-- Source excerpt start --

# How do I cut o-ring grooves



## Grasshopper (Apr 7, 2020)

I'm new at this and wanted to know if there is an insert for cutting o-ring groves. I want to add one o-ring to a shaft that presently employs only one o-ring. Has this already been covered elsewhere on this site? TIA, Kent


----------



## kd4gij (Apr 7, 2020)

There are grooving inserts. Or grind a HSS bit to the with of the groove that is in there. The tool holder and insert won't be cheap. A parting blade can be ground to the right size.


----------



## Jimsehr (Apr 7, 2020)

Also might look at quad rings. It’s almost like having two rings in place of one. 
jimsehr


----------



## benmychree (Apr 7, 2020)

Proper O ring grooves are not straight sided as to be cut with a parting blade, they are tapered at the sides and have radii at the root.


----------



## Cadillac (Apr 7, 2020)

benmychree said:


> Proper O ring grooves are not straight sided as to be cut with a parting blade, they are tapered at the sides and have radii at the root.



Idk about that. I rebuild ALOT of hydraulic motors, cylinders and can't recall any being radiused at the root. Only time I can remember that scenario is some engines where a large oring is used to seal two mating surfaces. 
 I do know the groove size is critical to get the proper squish on the oring to seal correctly, and different pressure involved use different designs.


----------



## OTmachine (Apr 7, 2020)

O-ring groove sides are pretty much straight.  They can have taper, but are better if straight. Best tool profile is like a double hump camel face parting tool with the width of the tool narrow enough so that the top of the one hump will just pass over the surface cut by the top of the other hump.  My .02


----------



## benmychree (Apr 8, 2020)

So, look it up!


----------



## BGHansen (Apr 8, 2020)

Here are some options for O-ring grooving.  The inserts are MGMN style which are available in a number of widths.  Search on eBay for MGMN 150, 200, 300, 400, etc.  They are metric in size, divide the number by 100 for the width in millimeters (200 = 2 mm).  They are available in external and internal set ups.


These happen to be MGMN200 and MGMN300 bits on boring bars ($10 or less with 10 bits from China)



Insert is replaceable and double ended




External MGMN200/300 inserts.  I wrote the English width on the tool holder for DRO purposes ($10 or less with 10 bits from China).






Also pictured are a number of Rovi solid carbide pre-ground boring bars for grooving.  These are available from a number of sources (i.e. Micro 100, Rovi, etc.).


These work really well, much better than the MGMN bits, but they are more pricey (~$20 each).




Or, as mentioned above, you can use a boring bar and hand grind a cutter to the width you need.

-- Source excerpt end --

Written exercise.
Translate this sentence from the o-ring groove thread into Spanish: "The tool holder and insert won't be cheap."

-- Stored rows start --

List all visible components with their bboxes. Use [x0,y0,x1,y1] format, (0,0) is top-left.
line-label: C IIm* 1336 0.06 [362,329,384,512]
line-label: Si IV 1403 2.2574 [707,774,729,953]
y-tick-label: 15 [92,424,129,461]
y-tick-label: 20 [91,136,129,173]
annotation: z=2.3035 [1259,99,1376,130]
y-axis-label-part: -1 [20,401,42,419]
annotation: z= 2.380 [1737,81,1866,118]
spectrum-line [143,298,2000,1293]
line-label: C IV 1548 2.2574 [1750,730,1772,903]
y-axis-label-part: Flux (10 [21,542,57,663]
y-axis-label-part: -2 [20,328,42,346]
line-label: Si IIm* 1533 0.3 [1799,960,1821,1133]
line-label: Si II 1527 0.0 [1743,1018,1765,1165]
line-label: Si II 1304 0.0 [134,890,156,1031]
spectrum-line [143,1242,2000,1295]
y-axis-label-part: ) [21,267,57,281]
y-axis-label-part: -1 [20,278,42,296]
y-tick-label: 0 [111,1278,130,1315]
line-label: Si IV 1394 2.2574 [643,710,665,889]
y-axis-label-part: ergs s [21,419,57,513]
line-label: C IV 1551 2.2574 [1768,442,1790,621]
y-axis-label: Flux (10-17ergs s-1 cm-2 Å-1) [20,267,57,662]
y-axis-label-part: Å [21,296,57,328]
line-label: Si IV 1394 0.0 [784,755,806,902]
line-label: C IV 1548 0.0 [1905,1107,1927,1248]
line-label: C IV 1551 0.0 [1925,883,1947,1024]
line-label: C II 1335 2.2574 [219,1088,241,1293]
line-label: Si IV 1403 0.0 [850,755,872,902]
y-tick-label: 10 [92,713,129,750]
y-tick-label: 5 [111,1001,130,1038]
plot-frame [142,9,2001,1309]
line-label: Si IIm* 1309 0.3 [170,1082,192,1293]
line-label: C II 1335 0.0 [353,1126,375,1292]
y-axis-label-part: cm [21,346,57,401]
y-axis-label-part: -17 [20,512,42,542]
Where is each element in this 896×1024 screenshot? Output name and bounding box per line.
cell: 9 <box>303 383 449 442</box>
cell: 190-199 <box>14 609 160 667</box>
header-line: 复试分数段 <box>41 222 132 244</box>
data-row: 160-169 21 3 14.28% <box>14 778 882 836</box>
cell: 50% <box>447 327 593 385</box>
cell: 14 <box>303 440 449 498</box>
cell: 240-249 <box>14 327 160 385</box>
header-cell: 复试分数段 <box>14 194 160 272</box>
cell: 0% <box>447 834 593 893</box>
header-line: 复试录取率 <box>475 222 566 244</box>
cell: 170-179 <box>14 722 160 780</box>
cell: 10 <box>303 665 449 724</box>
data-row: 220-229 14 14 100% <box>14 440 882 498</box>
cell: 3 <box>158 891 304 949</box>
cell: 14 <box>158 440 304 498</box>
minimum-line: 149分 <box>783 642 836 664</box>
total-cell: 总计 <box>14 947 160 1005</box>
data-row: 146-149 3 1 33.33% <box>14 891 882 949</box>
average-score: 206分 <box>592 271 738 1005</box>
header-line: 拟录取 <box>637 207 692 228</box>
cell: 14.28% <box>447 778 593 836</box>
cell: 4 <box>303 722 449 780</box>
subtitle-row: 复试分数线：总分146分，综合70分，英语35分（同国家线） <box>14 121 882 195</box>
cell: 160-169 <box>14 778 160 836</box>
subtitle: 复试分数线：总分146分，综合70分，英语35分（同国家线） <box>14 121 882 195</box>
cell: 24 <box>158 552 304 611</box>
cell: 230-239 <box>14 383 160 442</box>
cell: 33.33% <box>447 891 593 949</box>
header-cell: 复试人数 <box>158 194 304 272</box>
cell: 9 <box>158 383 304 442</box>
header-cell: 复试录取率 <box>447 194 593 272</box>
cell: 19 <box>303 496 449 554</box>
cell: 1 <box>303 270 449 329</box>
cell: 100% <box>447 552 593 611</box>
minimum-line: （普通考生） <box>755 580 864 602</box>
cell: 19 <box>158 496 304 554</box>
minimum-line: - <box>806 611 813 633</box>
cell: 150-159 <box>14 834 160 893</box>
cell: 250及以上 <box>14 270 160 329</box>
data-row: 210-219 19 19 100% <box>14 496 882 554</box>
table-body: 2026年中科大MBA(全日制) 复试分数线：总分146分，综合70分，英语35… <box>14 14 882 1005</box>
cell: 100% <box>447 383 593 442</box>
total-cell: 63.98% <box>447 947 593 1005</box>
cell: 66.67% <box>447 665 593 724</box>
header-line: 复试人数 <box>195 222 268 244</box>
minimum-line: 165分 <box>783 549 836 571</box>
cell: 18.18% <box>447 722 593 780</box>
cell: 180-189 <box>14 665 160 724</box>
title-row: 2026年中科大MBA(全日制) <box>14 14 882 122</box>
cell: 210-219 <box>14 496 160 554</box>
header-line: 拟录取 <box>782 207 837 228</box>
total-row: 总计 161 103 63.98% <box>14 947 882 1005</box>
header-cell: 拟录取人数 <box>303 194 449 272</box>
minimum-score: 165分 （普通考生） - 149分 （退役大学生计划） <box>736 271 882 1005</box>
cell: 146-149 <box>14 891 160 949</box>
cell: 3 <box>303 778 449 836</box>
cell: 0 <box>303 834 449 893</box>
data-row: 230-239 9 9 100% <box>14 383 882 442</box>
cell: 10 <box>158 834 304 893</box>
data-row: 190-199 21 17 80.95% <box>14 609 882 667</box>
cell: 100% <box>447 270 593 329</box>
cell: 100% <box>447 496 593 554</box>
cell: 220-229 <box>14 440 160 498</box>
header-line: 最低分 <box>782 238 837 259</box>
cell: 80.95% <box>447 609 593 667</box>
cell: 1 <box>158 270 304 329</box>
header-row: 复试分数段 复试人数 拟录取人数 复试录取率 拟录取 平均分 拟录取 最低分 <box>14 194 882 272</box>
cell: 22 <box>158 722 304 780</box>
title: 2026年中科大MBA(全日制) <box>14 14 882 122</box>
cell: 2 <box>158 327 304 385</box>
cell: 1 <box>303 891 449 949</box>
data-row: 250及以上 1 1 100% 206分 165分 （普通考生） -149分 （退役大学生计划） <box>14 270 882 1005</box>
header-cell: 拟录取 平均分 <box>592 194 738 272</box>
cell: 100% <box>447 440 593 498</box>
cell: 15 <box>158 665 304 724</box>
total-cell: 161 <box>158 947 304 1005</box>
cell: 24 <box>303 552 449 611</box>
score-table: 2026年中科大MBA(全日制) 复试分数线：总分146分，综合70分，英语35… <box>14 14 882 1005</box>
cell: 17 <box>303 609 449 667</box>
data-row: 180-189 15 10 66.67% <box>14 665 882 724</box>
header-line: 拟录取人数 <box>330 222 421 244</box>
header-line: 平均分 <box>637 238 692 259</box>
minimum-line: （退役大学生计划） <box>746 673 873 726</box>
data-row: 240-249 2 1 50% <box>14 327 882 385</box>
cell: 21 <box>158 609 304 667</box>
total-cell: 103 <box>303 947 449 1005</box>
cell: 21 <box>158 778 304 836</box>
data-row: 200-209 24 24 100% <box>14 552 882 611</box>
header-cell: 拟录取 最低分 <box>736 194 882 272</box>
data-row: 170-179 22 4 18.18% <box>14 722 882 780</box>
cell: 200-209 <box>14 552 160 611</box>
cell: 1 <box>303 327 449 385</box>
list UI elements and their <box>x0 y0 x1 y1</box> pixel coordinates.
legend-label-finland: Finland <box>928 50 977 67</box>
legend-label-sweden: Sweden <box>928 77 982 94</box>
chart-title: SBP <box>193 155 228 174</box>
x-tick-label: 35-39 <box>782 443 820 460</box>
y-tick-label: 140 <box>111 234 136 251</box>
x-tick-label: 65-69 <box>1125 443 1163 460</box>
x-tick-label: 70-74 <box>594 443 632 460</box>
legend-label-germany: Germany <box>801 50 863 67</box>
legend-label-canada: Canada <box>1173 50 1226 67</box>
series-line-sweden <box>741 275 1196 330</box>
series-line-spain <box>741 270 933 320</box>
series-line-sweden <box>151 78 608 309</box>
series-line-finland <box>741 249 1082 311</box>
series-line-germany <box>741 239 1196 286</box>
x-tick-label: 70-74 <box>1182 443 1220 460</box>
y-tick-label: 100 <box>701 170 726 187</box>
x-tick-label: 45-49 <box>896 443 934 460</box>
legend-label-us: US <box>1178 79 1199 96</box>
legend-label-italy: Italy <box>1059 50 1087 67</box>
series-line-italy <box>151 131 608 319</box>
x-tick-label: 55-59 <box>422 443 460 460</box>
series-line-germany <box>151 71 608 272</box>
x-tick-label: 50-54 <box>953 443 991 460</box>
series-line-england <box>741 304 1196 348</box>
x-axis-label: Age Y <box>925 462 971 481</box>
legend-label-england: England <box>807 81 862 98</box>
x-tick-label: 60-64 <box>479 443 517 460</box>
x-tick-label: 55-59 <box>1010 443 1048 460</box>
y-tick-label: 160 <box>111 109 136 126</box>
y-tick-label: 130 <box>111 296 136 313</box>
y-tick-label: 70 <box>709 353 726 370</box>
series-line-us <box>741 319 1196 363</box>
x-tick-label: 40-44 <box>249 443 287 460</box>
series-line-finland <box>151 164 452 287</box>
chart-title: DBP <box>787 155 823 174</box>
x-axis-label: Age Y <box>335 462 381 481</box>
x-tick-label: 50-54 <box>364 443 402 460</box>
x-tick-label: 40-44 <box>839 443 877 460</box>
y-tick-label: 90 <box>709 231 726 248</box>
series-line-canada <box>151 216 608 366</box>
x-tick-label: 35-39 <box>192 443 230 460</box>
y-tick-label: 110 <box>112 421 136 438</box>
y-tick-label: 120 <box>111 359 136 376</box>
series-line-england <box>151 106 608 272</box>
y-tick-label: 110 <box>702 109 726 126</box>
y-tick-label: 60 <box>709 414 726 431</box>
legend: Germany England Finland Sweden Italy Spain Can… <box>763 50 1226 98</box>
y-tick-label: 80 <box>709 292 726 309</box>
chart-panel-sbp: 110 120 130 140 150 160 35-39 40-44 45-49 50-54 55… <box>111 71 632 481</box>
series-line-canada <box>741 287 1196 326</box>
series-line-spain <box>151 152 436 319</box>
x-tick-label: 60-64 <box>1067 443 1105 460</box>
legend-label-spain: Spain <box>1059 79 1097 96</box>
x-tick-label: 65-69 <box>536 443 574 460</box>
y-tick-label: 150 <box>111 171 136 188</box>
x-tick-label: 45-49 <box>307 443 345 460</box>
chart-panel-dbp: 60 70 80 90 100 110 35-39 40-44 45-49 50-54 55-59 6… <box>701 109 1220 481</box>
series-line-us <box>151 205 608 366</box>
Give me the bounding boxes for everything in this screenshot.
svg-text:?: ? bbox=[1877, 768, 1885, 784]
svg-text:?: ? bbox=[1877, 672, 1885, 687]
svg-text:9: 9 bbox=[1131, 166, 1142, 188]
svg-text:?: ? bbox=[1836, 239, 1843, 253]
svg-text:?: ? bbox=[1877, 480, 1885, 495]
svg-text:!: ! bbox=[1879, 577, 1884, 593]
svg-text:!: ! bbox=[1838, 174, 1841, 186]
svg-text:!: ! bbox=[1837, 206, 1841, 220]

-- Stored rows end --

Final result.
El portaherramientas y la plaquita no serán baratos.